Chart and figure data
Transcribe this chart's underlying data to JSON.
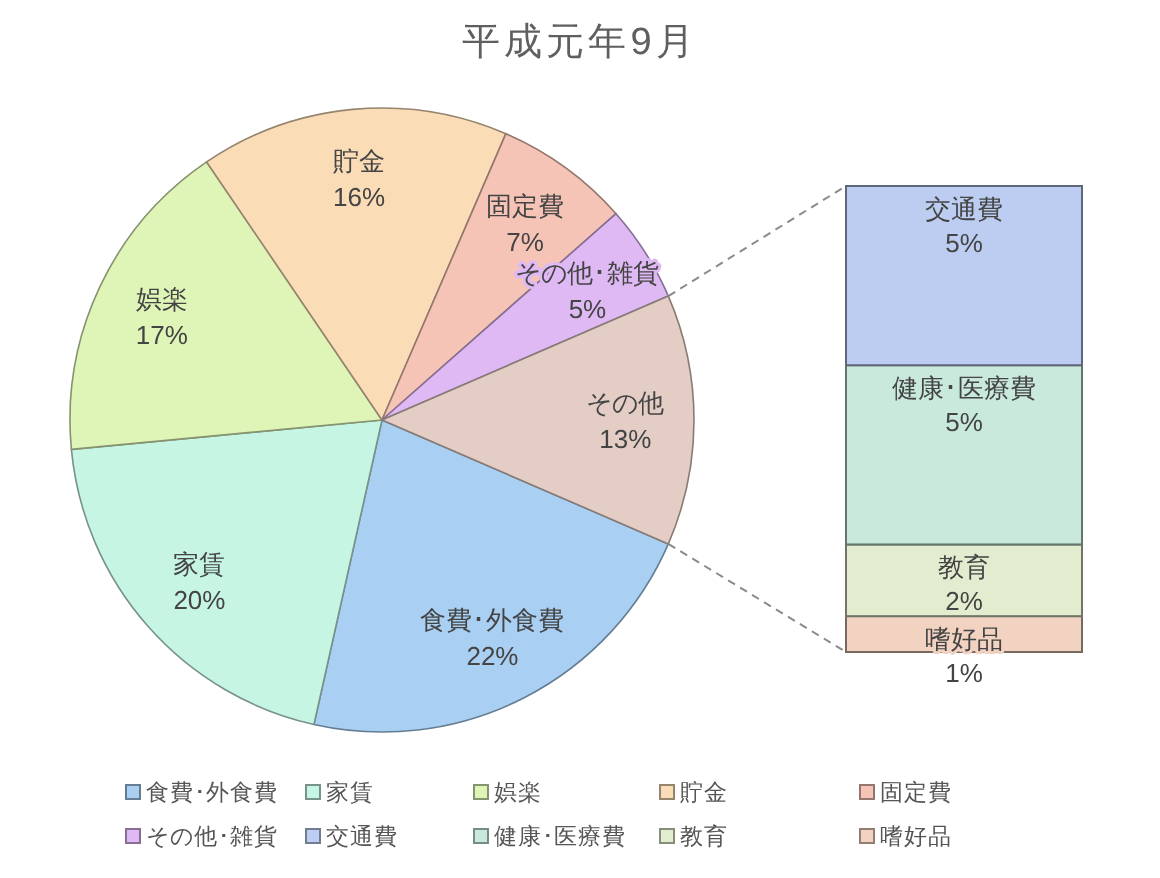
{
  "chart_data": [
    {
      "type": "pie",
      "title": "平成元年9月",
      "categories": [
        "食費･外食費",
        "家賃",
        "娯楽",
        "貯金",
        "固定費",
        "その他･雑貨",
        "その他"
      ],
      "values": [
        22,
        20,
        17,
        16,
        7,
        5,
        13
      ],
      "value_labels": [
        "22%",
        "20%",
        "17%",
        "16%",
        "7%",
        "5%",
        "13%"
      ],
      "colors": [
        "#a9d0f3",
        "#c6f5e4",
        "#dff5b8",
        "#fadcb6",
        "#f5c4b6",
        "#dfb9f4",
        "#e3cdc4"
      ],
      "legend": "bottom"
    },
    {
      "type": "bar",
      "stacked": true,
      "categories": [
        null
      ],
      "series": [
        {
          "name": "嗜好品",
          "color": "#f2d3c2",
          "values": [
            1
          ],
          "value_labels": [
            "1%"
          ]
        },
        {
          "name": "教育",
          "color": "#e2ecce",
          "values": [
            2
          ],
          "value_labels": [
            "2%"
          ]
        },
        {
          "name": "健康･医療費",
          "color": "#c8e9dc",
          "values": [
            5
          ],
          "value_labels": [
            "5%"
          ]
        },
        {
          "name": "交通費",
          "color": "#bccdf1",
          "values": [
            5
          ],
          "value_labels": [
            "5%"
          ]
        }
      ],
      "legend": "bottom"
    }
  ]
}
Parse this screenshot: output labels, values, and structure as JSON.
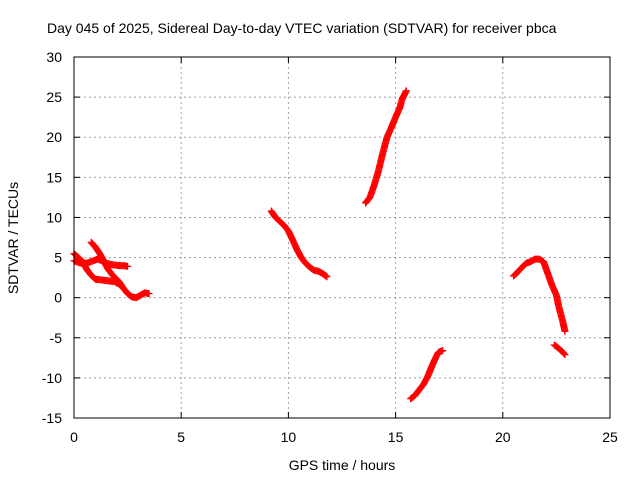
{
  "chart_data": {
    "type": "scatter",
    "title": "Day 045 of 2025, Sidereal Day-to-day VTEC variation (SDTVAR) for receiver pbca",
    "xlabel": "GPS time / hours",
    "ylabel": "SDTVAR / TECUs",
    "xlim": [
      0,
      25
    ],
    "ylim": [
      -15,
      30
    ],
    "xticks": [
      0,
      5,
      10,
      15,
      20,
      25
    ],
    "yticks": [
      -15,
      -10,
      -5,
      0,
      5,
      10,
      15,
      20,
      25,
      30
    ],
    "grid": true,
    "marker": "plus",
    "color": "#ff0000",
    "series": [
      {
        "segments": [
          [
            [
              0.0,
              5.5
            ],
            [
              0.2,
              5.0
            ],
            [
              0.4,
              4.5
            ],
            [
              0.6,
              3.5
            ],
            [
              0.8,
              2.8
            ],
            [
              1.0,
              2.3
            ],
            [
              1.3,
              2.2
            ],
            [
              1.6,
              2.1
            ],
            [
              1.9,
              2.0
            ],
            [
              2.1,
              1.7
            ],
            [
              2.3,
              1.2
            ]
          ],
          [
            [
              0.0,
              4.6
            ],
            [
              0.3,
              4.3
            ],
            [
              0.6,
              4.3
            ],
            [
              0.9,
              4.6
            ],
            [
              1.1,
              4.8
            ],
            [
              1.3,
              4.6
            ],
            [
              1.5,
              4.3
            ],
            [
              1.8,
              4.1
            ],
            [
              2.1,
              4.0
            ],
            [
              2.3,
              4.0
            ],
            [
              2.5,
              3.9
            ]
          ],
          [
            [
              0.8,
              6.9
            ],
            [
              1.0,
              6.3
            ],
            [
              1.2,
              5.5
            ],
            [
              1.4,
              4.5
            ],
            [
              1.6,
              3.5
            ],
            [
              1.8,
              2.8
            ],
            [
              2.1,
              2.0
            ],
            [
              2.3,
              1.2
            ],
            [
              2.5,
              0.5
            ],
            [
              2.7,
              0.1
            ],
            [
              2.9,
              0.0
            ],
            [
              3.1,
              0.3
            ],
            [
              3.3,
              0.6
            ],
            [
              3.5,
              0.5
            ]
          ],
          [
            [
              9.2,
              10.8
            ],
            [
              9.4,
              10.0
            ],
            [
              9.6,
              9.5
            ],
            [
              9.8,
              9.0
            ],
            [
              10.0,
              8.3
            ],
            [
              10.2,
              7.2
            ],
            [
              10.4,
              6.0
            ],
            [
              10.6,
              5.0
            ],
            [
              10.8,
              4.3
            ],
            [
              11.0,
              3.8
            ],
            [
              11.2,
              3.4
            ],
            [
              11.4,
              3.3
            ],
            [
              11.6,
              3.0
            ],
            [
              11.8,
              2.6
            ]
          ],
          [
            [
              13.6,
              11.8
            ],
            [
              13.8,
              12.5
            ],
            [
              14.0,
              14.0
            ],
            [
              14.2,
              15.8
            ],
            [
              14.4,
              18.0
            ],
            [
              14.6,
              20.0
            ],
            [
              14.8,
              21.2
            ],
            [
              15.0,
              22.5
            ],
            [
              15.2,
              23.7
            ],
            [
              15.3,
              24.7
            ],
            [
              15.5,
              25.8
            ]
          ],
          [
            [
              15.7,
              -12.6
            ],
            [
              15.9,
              -12.2
            ],
            [
              16.1,
              -11.5
            ],
            [
              16.3,
              -10.8
            ],
            [
              16.5,
              -9.8
            ],
            [
              16.7,
              -8.5
            ],
            [
              16.9,
              -7.3
            ],
            [
              17.0,
              -6.8
            ],
            [
              17.2,
              -6.6
            ]
          ],
          [
            [
              20.5,
              2.7
            ],
            [
              20.7,
              3.2
            ],
            [
              20.9,
              3.8
            ],
            [
              21.1,
              4.3
            ],
            [
              21.3,
              4.5
            ],
            [
              21.5,
              4.8
            ],
            [
              21.7,
              4.8
            ],
            [
              21.9,
              4.5
            ],
            [
              22.1,
              3.0
            ],
            [
              22.3,
              1.5
            ],
            [
              22.5,
              0.3
            ],
            [
              22.6,
              -1.0
            ],
            [
              22.7,
              -2.0
            ],
            [
              22.8,
              -3.0
            ],
            [
              22.9,
              -4.2
            ]
          ],
          [
            [
              22.4,
              -5.9
            ],
            [
              22.6,
              -6.3
            ],
            [
              22.8,
              -6.8
            ],
            [
              22.9,
              -7.1
            ]
          ]
        ]
      }
    ]
  }
}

### DIRECTIVE
Output the material word for word, omitting its pictures.

### TASK ANSWER
Transcribe this chart's underlying data to JSON.
{
  "chart_data": [
    {
      "type": "pie",
      "title": "平成元年9月",
      "categories": [
        "食費･外食費",
        "家賃",
        "娯楽",
        "貯金",
        "固定費",
        "その他･雑貨",
        "その他"
      ],
      "values": [
        22,
        20,
        17,
        16,
        7,
        5,
        13
      ],
      "value_labels": [
        "22%",
        "20%",
        "17%",
        "16%",
        "7%",
        "5%",
        "13%"
      ],
      "colors": [
        "#a9d0f3",
        "#c6f5e4",
        "#dff5b8",
        "#fadcb6",
        "#f5c4b6",
        "#dfb9f4",
        "#e3cdc4"
      ],
      "legend": "bottom"
    },
    {
      "type": "bar",
      "stacked": true,
      "categories": [
        null
      ],
      "series": [
        {
          "name": "嗜好品",
          "color": "#f2d3c2",
          "values": [
            1
          ],
          "value_labels": [
            "1%"
          ]
        },
        {
          "name": "教育",
          "color": "#e2ecce",
          "values": [
            2
          ],
          "value_labels": [
            "2%"
          ]
        },
        {
          "name": "健康･医療費",
          "color": "#c8e9dc",
          "values": [
            5
          ],
          "value_labels": [
            "5%"
          ]
        },
        {
          "name": "交通費",
          "color": "#bccdf1",
          "values": [
            5
          ],
          "value_labels": [
            "5%"
          ]
        }
      ],
      "legend": "bottom"
    }
  ]
}
Parse this screenshot: output labels, values, and structure as JSON.
{
  "chart_data": {
    "type": "scatter",
    "title": "Day 045 of 2025, Sidereal Day-to-day VTEC variation (SDTVAR) for receiver pbca",
    "xlabel": "GPS time / hours",
    "ylabel": "SDTVAR / TECUs",
    "xlim": [
      0,
      25
    ],
    "ylim": [
      -15,
      30
    ],
    "xticks": [
      0,
      5,
      10,
      15,
      20,
      25
    ],
    "yticks": [
      -15,
      -10,
      -5,
      0,
      5,
      10,
      15,
      20,
      25,
      30
    ],
    "grid": true,
    "marker": "plus",
    "color": "#ff0000",
    "series": [
      {
        "segments": [
          [
            [
              0.0,
              5.5
            ],
            [
              0.2,
              5.0
            ],
            [
              0.4,
              4.5
            ],
            [
              0.6,
              3.5
            ],
            [
              0.8,
              2.8
            ],
            [
              1.0,
              2.3
            ],
            [
              1.3,
              2.2
            ],
            [
              1.6,
              2.1
            ],
            [
              1.9,
              2.0
            ],
            [
              2.1,
              1.7
            ],
            [
              2.3,
              1.2
            ]
          ],
          [
            [
              0.0,
              4.6
            ],
            [
              0.3,
              4.3
            ],
            [
              0.6,
              4.3
            ],
            [
              0.9,
              4.6
            ],
            [
              1.1,
              4.8
            ],
            [
              1.3,
              4.6
            ],
            [
              1.5,
              4.3
            ],
            [
              1.8,
              4.1
            ],
            [
              2.1,
              4.0
            ],
            [
              2.3,
              4.0
            ],
            [
              2.5,
              3.9
            ]
          ],
          [
            [
              0.8,
              6.9
            ],
            [
              1.0,
              6.3
            ],
            [
              1.2,
              5.5
            ],
            [
              1.4,
              4.5
            ],
            [
              1.6,
              3.5
            ],
            [
              1.8,
              2.8
            ],
            [
              2.1,
              2.0
            ],
            [
              2.3,
              1.2
            ],
            [
              2.5,
              0.5
            ],
            [
              2.7,
              0.1
            ],
            [
              2.9,
              0.0
            ],
            [
              3.1,
              0.3
            ],
            [
              3.3,
              0.6
            ],
            [
              3.5,
              0.5
            ]
          ],
          [
            [
              9.2,
              10.8
            ],
            [
              9.4,
              10.0
            ],
            [
              9.6,
              9.5
            ],
            [
              9.8,
              9.0
            ],
            [
              10.0,
              8.3
            ],
            [
              10.2,
              7.2
            ],
            [
              10.4,
              6.0
            ],
            [
              10.6,
              5.0
            ],
            [
              10.8,
              4.3
            ],
            [
              11.0,
              3.8
            ],
            [
              11.2,
              3.4
            ],
            [
              11.4,
              3.3
            ],
            [
              11.6,
              3.0
            ],
            [
              11.8,
              2.6
            ]
          ],
          [
            [
              13.6,
              11.8
            ],
            [
              13.8,
              12.5
            ],
            [
              14.0,
              14.0
            ],
            [
              14.2,
              15.8
            ],
            [
              14.4,
              18.0
            ],
            [
              14.6,
              20.0
            ],
            [
              14.8,
              21.2
            ],
            [
              15.0,
              22.5
            ],
            [
              15.2,
              23.7
            ],
            [
              15.3,
              24.7
            ],
            [
              15.5,
              25.8
            ]
          ],
          [
            [
              15.7,
              -12.6
            ],
            [
              15.9,
              -12.2
            ],
            [
              16.1,
              -11.5
            ],
            [
              16.3,
              -10.8
            ],
            [
              16.5,
              -9.8
            ],
            [
              16.7,
              -8.5
            ],
            [
              16.9,
              -7.3
            ],
            [
              17.0,
              -6.8
            ],
            [
              17.2,
              -6.6
            ]
          ],
          [
            [
              20.5,
              2.7
            ],
            [
              20.7,
              3.2
            ],
            [
              20.9,
              3.8
            ],
            [
              21.1,
              4.3
            ],
            [
              21.3,
              4.5
            ],
            [
              21.5,
              4.8
            ],
            [
              21.7,
              4.8
            ],
            [
              21.9,
              4.5
            ],
            [
              22.1,
              3.0
            ],
            [
              22.3,
              1.5
            ],
            [
              22.5,
              0.3
            ],
            [
              22.6,
              -1.0
            ],
            [
              22.7,
              -2.0
            ],
            [
              22.8,
              -3.0
            ],
            [
              22.9,
              -4.2
            ]
          ],
          [
            [
              22.4,
              -5.9
            ],
            [
              22.6,
              -6.3
            ],
            [
              22.8,
              -6.8
            ],
            [
              22.9,
              -7.1
            ]
          ]
        ]
      }
    ]
  }
}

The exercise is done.